Lines containing the word "town" are the ones to copy from the records below.
==== Material provided
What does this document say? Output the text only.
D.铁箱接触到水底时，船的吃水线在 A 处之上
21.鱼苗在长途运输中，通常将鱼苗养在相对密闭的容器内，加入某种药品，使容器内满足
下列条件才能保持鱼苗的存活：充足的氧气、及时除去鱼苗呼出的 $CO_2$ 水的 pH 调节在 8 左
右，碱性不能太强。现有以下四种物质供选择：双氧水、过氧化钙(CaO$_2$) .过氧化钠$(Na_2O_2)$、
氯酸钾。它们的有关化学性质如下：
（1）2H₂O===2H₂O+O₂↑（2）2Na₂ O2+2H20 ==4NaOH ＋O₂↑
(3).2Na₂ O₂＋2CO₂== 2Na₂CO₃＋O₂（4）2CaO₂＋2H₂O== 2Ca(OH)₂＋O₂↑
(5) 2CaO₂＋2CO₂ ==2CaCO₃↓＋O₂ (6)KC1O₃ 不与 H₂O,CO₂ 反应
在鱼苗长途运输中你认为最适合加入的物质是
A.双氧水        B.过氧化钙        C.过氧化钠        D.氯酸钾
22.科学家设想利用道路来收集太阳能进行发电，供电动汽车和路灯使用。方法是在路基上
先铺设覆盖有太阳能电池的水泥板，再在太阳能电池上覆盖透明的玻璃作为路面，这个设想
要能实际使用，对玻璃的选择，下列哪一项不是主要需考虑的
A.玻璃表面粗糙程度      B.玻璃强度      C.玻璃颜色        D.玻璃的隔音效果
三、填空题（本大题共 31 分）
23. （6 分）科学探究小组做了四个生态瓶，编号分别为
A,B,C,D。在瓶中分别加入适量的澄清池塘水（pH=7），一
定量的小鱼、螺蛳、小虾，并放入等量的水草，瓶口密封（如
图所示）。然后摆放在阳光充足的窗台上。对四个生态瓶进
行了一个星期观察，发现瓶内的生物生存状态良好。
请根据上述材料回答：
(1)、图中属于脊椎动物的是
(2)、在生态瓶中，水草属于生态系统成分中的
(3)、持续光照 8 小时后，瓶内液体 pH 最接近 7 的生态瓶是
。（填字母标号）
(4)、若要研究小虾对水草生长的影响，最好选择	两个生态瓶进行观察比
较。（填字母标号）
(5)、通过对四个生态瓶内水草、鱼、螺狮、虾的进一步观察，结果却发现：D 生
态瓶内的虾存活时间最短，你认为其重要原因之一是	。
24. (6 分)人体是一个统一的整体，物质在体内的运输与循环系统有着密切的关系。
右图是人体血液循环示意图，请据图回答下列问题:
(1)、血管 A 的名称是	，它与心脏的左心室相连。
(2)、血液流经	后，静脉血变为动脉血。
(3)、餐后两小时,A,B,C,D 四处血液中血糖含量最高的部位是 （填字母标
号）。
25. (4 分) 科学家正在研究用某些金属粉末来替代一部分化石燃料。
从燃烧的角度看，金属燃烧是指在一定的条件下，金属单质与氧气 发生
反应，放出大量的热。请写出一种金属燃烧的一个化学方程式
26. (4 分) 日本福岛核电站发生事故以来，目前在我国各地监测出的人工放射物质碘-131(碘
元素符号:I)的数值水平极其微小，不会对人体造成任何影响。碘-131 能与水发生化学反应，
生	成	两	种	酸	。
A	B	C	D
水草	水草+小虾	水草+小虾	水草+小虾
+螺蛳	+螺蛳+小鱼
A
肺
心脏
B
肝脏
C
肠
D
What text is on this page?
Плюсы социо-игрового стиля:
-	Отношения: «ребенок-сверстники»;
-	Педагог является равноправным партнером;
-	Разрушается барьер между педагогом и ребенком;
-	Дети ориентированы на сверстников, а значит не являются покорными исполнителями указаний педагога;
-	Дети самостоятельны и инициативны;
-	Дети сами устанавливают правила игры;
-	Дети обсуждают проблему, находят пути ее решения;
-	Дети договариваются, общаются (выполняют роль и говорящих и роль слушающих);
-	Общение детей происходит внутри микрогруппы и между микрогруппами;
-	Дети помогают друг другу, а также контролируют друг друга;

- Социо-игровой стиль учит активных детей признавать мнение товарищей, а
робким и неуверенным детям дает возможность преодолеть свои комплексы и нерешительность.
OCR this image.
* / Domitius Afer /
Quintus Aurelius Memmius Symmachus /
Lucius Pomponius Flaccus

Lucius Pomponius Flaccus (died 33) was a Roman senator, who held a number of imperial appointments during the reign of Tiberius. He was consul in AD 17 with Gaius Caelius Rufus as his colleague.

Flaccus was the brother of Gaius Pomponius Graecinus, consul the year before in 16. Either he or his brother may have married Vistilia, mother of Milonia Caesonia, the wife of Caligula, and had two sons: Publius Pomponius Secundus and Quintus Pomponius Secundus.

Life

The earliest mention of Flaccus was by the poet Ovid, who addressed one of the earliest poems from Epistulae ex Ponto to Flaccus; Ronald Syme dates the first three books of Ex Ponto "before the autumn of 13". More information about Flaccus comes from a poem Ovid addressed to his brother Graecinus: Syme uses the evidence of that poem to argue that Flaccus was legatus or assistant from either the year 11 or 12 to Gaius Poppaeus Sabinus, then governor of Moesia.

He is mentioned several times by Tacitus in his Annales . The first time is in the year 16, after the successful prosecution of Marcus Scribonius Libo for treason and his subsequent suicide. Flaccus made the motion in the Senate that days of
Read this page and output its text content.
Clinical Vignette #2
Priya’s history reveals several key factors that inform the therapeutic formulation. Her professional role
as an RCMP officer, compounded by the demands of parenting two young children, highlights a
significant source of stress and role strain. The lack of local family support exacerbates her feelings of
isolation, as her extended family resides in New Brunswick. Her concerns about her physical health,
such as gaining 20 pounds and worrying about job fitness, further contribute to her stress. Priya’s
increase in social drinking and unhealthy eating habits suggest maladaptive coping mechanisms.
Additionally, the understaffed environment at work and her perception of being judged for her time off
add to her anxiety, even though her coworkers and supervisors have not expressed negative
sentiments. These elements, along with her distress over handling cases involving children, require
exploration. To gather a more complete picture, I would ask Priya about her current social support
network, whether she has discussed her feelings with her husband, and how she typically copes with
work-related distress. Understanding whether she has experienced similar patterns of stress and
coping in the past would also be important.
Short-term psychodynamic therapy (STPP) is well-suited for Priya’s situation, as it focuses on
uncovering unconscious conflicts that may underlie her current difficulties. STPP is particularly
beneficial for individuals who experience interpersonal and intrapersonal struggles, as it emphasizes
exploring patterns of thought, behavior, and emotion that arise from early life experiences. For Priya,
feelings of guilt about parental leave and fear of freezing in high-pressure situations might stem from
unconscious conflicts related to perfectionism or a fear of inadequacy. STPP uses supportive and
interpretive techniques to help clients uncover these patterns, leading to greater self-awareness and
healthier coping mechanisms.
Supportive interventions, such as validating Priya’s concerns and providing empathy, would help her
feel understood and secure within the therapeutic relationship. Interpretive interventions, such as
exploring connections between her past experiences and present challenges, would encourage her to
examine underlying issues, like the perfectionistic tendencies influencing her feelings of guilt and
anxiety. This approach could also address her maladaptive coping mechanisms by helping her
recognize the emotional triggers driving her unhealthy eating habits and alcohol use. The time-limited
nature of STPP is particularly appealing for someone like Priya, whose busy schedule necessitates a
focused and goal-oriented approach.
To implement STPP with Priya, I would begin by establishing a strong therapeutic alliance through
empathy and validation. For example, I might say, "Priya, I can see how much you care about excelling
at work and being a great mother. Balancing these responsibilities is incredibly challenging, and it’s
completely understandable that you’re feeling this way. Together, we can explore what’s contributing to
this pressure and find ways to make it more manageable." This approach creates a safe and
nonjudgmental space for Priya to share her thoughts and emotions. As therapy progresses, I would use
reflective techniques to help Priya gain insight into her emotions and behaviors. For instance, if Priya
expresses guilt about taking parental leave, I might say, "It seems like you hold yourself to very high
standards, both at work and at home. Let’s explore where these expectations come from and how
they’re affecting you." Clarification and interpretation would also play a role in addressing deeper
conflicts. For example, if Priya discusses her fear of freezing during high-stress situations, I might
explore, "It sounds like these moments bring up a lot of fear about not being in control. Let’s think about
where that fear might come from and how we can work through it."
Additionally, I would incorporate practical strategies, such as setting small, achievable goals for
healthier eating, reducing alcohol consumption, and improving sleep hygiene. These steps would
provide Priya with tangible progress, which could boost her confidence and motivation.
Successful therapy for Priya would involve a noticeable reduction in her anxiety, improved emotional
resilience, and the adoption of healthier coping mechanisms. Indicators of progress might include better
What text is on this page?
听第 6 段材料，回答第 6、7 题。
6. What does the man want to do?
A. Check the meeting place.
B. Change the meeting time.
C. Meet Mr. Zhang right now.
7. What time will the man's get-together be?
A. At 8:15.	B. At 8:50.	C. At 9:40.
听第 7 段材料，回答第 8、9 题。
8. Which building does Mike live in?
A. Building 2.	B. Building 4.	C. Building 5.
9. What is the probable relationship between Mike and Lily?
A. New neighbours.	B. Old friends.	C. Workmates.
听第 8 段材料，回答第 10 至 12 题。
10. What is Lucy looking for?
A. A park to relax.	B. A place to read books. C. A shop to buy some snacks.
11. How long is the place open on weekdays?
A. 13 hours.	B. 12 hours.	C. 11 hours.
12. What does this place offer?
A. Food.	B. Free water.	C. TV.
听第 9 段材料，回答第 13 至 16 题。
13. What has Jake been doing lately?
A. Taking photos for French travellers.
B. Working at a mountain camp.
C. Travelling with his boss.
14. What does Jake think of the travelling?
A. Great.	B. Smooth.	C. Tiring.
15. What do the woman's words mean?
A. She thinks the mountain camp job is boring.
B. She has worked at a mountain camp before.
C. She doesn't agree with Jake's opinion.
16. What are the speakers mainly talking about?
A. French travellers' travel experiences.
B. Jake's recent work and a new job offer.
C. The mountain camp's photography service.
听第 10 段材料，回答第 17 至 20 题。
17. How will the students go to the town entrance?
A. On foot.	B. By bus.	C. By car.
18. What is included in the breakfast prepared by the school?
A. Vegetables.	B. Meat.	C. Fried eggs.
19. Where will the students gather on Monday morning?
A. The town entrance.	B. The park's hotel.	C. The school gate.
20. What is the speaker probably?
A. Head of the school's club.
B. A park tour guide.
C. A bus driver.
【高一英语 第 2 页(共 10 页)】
========
Completed exercise
17. How will the students go to the town entrance?
A. The town entrance.	B. The park's hotel.	C. The school gate.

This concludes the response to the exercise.